▶ **WHAT TO DO**:
Copy every line that mentions the word "also".

--

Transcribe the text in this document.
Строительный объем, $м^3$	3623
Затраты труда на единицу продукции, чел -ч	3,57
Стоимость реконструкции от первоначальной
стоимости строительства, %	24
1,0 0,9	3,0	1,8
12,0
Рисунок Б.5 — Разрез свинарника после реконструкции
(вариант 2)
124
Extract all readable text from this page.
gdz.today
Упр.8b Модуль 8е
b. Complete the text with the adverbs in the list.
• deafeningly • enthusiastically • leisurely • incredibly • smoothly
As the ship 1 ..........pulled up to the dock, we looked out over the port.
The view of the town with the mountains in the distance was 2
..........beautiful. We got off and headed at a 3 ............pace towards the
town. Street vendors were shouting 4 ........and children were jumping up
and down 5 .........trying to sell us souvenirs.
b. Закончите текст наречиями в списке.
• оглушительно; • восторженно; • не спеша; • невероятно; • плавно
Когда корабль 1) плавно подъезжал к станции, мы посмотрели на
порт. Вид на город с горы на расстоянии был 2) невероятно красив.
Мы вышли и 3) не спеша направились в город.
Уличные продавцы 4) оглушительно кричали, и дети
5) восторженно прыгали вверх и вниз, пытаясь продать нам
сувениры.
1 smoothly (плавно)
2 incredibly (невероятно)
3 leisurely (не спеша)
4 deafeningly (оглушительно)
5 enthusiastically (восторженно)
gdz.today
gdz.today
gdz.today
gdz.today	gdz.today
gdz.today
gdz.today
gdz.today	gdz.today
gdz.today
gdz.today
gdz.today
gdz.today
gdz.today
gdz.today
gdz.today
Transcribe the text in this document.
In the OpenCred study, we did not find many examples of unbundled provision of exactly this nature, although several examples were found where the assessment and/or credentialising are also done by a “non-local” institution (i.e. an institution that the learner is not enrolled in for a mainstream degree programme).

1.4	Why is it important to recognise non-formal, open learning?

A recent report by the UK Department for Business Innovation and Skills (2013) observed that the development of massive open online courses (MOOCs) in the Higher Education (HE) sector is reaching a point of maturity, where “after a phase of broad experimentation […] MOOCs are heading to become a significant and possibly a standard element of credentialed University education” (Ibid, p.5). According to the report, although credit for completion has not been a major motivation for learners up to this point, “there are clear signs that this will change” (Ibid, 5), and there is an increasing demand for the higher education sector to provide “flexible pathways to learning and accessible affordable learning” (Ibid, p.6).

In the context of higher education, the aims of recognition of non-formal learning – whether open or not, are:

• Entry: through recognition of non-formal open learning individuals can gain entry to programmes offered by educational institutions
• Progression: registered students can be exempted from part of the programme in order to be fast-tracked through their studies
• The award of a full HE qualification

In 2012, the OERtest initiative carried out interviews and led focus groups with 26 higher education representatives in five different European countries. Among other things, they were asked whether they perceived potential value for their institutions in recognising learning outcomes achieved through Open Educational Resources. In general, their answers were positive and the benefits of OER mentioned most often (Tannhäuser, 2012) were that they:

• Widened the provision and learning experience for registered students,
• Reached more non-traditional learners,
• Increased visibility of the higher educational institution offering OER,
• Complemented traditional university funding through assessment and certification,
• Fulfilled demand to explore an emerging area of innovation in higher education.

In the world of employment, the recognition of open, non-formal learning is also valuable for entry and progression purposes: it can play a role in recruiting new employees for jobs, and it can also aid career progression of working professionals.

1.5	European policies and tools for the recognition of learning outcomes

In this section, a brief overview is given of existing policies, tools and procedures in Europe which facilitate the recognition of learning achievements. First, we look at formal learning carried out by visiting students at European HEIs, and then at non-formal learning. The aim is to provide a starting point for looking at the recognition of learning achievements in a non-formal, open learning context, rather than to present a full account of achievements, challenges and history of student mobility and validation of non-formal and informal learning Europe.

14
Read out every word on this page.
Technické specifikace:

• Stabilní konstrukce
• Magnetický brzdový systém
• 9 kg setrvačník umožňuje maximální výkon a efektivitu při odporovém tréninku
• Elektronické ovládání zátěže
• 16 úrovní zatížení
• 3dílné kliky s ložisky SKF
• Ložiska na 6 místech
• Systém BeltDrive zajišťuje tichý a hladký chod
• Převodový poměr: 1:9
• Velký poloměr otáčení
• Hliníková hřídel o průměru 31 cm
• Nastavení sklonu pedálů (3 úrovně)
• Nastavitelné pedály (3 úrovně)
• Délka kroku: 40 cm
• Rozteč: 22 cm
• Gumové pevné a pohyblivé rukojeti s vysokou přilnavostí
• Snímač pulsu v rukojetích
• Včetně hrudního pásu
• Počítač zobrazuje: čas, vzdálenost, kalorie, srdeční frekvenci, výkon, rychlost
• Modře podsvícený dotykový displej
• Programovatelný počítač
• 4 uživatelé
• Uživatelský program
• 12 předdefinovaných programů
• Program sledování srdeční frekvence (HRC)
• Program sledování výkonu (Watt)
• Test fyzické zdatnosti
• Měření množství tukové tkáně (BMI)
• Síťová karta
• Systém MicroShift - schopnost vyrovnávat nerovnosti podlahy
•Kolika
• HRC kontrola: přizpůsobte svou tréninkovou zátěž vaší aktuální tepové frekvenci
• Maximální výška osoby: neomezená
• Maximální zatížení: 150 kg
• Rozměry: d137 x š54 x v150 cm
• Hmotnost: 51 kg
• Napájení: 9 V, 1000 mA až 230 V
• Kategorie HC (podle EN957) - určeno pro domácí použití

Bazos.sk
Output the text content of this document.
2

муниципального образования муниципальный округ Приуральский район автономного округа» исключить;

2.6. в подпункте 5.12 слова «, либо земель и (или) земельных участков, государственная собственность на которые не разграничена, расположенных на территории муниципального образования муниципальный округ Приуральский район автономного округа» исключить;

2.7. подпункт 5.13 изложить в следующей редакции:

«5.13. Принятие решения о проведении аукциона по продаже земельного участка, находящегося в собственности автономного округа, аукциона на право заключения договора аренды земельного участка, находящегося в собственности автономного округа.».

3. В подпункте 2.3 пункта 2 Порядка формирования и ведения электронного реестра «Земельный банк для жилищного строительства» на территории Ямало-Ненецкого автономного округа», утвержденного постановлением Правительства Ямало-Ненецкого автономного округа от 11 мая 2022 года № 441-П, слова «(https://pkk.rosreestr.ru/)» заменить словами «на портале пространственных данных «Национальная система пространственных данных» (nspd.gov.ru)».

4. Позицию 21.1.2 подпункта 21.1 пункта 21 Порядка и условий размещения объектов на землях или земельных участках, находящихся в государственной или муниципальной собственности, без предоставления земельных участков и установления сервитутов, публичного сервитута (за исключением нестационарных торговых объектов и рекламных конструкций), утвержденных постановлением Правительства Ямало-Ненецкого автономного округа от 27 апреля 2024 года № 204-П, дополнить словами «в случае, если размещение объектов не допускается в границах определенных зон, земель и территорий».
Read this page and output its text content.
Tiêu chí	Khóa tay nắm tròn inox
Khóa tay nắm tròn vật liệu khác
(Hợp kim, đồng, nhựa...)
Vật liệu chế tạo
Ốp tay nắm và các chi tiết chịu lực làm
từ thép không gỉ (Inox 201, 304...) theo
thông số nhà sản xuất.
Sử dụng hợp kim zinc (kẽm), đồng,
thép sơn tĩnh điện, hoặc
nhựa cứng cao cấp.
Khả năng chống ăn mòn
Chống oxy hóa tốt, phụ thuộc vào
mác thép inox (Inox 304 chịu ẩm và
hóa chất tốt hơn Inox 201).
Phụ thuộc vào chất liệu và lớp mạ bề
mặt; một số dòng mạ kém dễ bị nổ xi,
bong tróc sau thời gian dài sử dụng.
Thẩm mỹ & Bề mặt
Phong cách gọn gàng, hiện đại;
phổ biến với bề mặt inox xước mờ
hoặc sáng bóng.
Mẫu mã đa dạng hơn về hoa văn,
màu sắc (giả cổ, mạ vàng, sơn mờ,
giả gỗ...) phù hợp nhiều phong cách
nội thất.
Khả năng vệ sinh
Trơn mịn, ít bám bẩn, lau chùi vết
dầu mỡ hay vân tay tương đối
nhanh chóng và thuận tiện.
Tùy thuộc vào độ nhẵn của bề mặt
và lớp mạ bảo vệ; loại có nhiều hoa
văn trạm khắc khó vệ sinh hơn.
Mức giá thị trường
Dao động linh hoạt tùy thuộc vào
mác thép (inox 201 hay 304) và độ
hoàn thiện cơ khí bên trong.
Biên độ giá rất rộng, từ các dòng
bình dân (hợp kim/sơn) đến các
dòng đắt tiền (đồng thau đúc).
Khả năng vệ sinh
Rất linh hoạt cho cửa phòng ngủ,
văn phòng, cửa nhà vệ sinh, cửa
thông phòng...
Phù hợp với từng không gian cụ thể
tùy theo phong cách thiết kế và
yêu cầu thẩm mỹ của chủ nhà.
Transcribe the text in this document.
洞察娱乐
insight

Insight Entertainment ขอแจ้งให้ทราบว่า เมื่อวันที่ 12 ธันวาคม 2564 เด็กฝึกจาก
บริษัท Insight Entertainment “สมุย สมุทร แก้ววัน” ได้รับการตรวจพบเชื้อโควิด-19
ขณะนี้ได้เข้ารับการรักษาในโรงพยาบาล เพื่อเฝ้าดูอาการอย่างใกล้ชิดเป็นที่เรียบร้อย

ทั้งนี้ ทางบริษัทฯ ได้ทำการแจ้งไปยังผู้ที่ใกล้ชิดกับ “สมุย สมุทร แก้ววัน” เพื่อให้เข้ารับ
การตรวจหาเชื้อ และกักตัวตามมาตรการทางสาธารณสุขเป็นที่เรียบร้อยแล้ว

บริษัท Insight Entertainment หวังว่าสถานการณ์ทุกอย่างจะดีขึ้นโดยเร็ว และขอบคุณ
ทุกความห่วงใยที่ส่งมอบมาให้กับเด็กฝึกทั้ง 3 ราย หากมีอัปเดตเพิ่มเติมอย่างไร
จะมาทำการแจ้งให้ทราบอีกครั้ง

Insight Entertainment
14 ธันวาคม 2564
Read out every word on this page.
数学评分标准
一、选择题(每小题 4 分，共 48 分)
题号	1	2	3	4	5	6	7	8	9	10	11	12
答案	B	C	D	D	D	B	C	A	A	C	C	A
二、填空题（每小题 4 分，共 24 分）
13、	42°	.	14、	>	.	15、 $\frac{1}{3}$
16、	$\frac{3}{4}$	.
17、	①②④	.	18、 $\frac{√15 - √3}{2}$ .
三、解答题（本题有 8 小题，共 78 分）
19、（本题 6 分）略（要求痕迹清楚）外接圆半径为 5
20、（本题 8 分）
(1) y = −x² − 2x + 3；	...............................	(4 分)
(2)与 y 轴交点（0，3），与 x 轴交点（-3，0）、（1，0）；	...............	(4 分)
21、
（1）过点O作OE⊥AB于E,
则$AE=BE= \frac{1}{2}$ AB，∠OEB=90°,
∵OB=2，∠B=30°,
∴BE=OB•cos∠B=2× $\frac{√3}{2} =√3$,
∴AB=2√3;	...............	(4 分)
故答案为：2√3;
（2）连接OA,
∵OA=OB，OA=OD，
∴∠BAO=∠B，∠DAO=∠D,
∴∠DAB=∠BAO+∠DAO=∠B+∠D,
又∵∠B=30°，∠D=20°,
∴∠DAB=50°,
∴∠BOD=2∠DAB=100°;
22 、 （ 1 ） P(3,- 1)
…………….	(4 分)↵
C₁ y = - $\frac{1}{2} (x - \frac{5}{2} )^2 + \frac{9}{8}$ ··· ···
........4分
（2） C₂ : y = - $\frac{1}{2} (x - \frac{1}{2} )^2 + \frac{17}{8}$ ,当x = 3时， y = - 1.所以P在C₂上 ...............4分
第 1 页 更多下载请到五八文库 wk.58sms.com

--

▶ **SOLUTION**:
In the OpenCred study, we did not find many examples of unbundled provision of exactly this nature, although several examples were found where the assessment and/or credentialising are also done by a “non-local” institution (i.e. an institution that the learner is not enrolled in for a mainstream degree programme).
In the world of employment, the recognition of open, non-formal learning is also valuable for entry and progression purposes: it can play a role in recruiting new employees for jobs, and it can also aid career progression of working professionals.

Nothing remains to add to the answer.